>>>

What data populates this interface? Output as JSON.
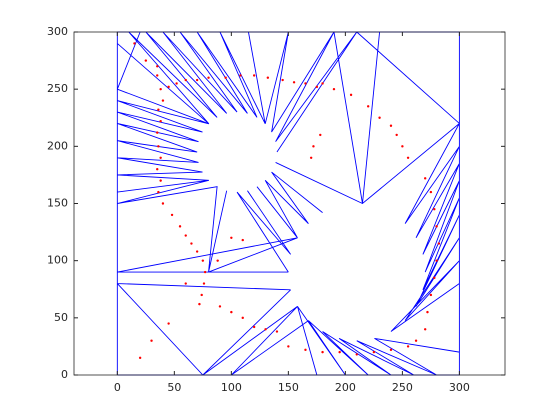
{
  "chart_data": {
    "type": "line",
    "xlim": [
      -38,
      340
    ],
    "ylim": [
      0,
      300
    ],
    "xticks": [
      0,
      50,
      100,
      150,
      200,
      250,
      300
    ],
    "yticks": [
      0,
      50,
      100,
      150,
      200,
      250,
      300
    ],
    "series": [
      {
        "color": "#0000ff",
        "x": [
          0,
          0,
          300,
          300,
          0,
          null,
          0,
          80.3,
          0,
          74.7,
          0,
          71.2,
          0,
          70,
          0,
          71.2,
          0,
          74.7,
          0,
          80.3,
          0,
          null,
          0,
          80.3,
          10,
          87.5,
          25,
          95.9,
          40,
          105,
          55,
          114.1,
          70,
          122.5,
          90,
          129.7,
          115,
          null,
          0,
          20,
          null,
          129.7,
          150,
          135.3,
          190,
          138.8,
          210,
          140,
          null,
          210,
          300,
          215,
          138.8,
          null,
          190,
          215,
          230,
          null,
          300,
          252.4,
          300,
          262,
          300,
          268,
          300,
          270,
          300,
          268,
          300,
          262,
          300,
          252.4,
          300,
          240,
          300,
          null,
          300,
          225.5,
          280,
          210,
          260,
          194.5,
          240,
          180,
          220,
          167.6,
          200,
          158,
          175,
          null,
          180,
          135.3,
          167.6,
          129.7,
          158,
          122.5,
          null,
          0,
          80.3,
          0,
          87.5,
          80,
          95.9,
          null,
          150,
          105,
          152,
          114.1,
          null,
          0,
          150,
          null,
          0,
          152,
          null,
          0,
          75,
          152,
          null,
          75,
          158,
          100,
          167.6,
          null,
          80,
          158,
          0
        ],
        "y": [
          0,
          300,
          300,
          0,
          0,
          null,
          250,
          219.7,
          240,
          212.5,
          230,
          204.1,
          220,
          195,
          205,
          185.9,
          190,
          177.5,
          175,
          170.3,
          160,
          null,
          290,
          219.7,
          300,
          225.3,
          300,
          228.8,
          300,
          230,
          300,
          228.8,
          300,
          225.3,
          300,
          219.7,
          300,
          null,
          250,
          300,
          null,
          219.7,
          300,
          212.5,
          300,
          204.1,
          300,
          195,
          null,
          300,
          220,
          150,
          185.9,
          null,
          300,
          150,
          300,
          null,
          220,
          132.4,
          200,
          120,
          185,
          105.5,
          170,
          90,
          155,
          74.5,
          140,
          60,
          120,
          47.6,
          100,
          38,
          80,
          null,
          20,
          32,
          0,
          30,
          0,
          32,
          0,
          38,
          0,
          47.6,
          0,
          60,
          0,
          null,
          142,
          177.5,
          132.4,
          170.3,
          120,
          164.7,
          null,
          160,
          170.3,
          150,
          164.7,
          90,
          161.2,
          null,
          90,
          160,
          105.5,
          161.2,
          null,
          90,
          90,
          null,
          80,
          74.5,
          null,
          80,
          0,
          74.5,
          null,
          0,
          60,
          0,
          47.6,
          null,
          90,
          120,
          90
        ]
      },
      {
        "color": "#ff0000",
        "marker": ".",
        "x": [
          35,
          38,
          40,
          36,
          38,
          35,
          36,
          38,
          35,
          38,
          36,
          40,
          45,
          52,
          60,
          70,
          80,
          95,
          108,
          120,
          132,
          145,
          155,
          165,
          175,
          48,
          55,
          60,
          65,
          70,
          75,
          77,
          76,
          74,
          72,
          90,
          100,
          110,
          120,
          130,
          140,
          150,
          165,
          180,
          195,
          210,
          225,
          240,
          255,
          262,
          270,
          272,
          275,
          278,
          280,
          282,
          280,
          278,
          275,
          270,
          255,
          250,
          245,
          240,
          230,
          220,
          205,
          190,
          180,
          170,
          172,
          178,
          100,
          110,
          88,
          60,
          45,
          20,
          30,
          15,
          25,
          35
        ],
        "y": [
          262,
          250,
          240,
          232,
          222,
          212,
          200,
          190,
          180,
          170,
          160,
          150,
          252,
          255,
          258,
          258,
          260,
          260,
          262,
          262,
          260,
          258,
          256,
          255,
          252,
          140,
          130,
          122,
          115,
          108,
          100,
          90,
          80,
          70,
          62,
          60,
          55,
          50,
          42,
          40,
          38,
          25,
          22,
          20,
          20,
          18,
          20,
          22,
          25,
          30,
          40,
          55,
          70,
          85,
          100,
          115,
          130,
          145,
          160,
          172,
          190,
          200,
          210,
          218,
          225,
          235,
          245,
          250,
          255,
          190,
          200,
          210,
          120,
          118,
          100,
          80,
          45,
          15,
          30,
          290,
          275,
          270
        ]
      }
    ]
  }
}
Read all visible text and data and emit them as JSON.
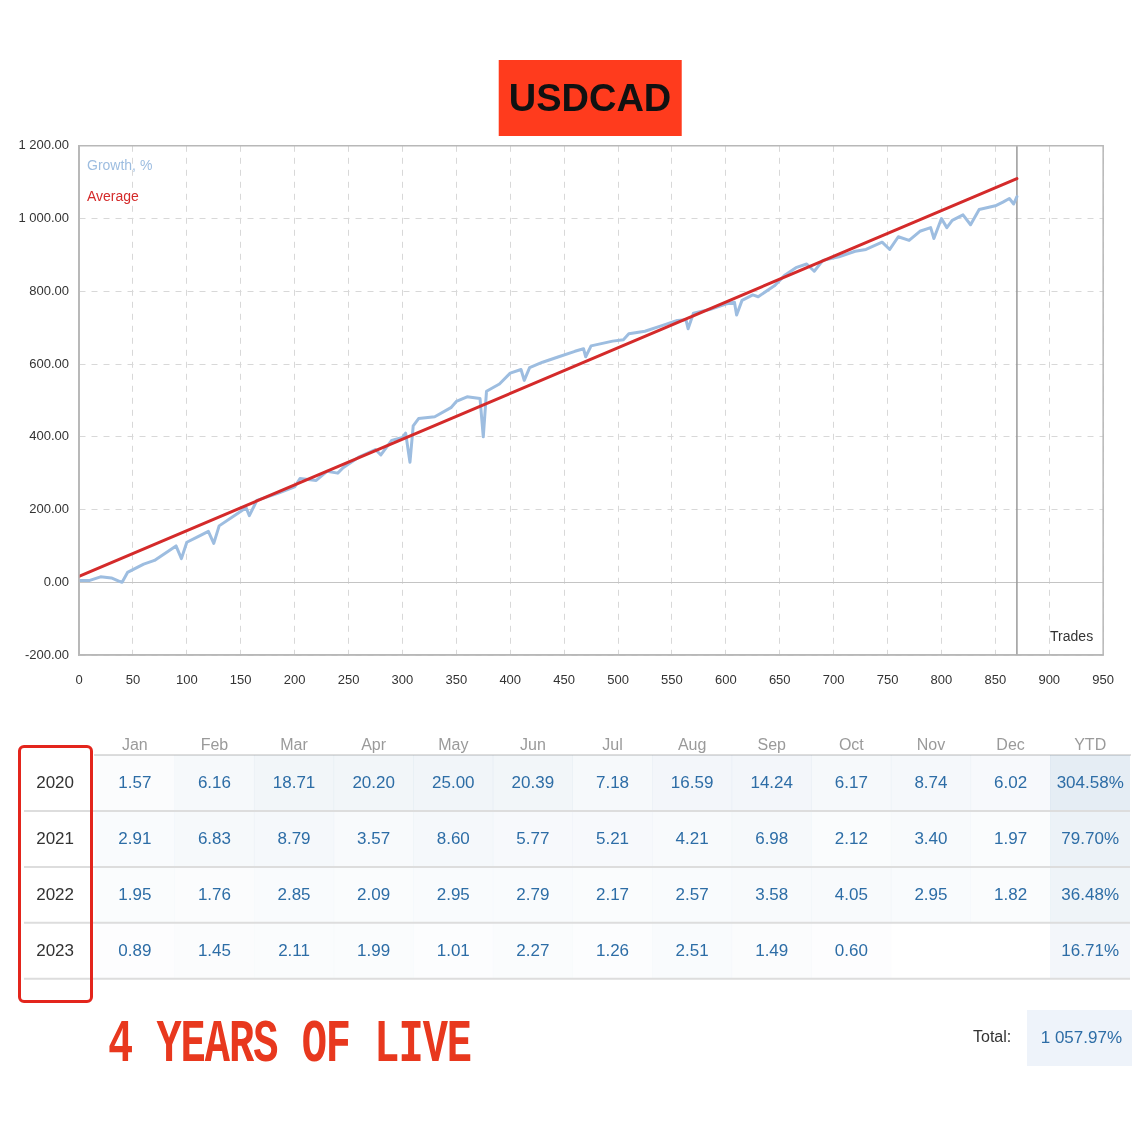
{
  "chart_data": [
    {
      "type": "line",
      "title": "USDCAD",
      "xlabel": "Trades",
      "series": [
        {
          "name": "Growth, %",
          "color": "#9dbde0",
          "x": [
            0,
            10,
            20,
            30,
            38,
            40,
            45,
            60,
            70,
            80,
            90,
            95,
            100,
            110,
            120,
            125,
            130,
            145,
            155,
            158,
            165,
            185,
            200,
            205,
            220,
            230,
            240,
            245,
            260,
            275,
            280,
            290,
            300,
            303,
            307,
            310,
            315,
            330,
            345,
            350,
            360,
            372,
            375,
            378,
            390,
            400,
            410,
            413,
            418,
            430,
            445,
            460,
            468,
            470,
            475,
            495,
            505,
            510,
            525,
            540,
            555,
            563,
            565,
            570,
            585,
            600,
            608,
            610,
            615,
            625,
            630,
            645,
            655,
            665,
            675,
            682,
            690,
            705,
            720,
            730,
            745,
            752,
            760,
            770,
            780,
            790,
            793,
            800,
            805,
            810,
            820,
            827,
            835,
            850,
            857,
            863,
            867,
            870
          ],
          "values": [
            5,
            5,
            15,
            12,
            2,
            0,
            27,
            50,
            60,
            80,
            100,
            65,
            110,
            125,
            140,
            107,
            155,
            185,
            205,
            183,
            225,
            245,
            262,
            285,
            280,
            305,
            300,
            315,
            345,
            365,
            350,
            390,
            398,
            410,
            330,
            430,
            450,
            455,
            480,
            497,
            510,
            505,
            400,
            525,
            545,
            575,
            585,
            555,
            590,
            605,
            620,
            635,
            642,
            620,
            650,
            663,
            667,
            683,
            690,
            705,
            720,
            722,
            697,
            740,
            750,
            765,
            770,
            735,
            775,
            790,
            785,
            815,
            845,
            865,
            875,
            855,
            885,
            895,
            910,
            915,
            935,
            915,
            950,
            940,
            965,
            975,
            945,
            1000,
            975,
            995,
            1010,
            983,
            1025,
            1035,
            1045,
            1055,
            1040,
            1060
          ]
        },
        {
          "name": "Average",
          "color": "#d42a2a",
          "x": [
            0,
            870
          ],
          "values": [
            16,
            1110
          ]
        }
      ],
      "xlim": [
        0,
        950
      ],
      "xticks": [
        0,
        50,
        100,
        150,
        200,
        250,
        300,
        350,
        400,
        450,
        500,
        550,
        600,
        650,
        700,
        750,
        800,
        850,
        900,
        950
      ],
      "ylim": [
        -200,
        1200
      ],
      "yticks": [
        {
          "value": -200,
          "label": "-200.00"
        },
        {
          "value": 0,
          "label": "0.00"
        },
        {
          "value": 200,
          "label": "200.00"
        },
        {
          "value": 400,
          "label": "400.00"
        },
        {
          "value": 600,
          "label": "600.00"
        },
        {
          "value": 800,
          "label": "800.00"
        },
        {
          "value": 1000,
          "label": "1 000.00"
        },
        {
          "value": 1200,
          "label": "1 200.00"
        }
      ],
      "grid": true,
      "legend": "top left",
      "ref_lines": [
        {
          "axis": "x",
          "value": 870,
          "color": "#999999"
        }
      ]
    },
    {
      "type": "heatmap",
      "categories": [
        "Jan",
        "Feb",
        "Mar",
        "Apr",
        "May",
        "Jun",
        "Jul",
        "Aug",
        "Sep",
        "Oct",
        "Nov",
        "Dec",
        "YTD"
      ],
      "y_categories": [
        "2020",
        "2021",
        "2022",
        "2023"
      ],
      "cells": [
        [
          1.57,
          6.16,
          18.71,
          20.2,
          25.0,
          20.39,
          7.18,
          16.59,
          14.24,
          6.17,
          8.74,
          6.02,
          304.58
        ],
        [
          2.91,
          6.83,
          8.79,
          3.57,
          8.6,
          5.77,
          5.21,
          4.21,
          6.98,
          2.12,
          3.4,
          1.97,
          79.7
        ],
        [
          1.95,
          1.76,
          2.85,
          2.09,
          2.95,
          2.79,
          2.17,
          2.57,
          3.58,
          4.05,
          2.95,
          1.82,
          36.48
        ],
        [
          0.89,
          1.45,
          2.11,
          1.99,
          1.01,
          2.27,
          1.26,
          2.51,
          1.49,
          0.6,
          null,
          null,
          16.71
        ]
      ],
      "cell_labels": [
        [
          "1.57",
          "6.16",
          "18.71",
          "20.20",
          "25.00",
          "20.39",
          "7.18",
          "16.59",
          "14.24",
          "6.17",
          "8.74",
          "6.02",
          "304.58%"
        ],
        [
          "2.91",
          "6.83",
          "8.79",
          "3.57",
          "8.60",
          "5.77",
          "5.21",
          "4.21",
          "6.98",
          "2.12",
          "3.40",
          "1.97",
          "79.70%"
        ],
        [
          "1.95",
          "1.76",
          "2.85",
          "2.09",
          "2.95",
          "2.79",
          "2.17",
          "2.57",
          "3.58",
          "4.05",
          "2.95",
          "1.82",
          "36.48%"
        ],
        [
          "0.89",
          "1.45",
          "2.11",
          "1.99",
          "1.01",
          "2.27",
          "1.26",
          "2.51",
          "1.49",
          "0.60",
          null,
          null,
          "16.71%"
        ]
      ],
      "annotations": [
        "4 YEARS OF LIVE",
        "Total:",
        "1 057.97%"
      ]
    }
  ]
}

<<<

__Work to be completed__: Above are the records; copy every line in them that holds the word "JSON".

__Answer below__:
What data populates this interface? Output as JSON.
Read all visible text and data and emit them as JSON.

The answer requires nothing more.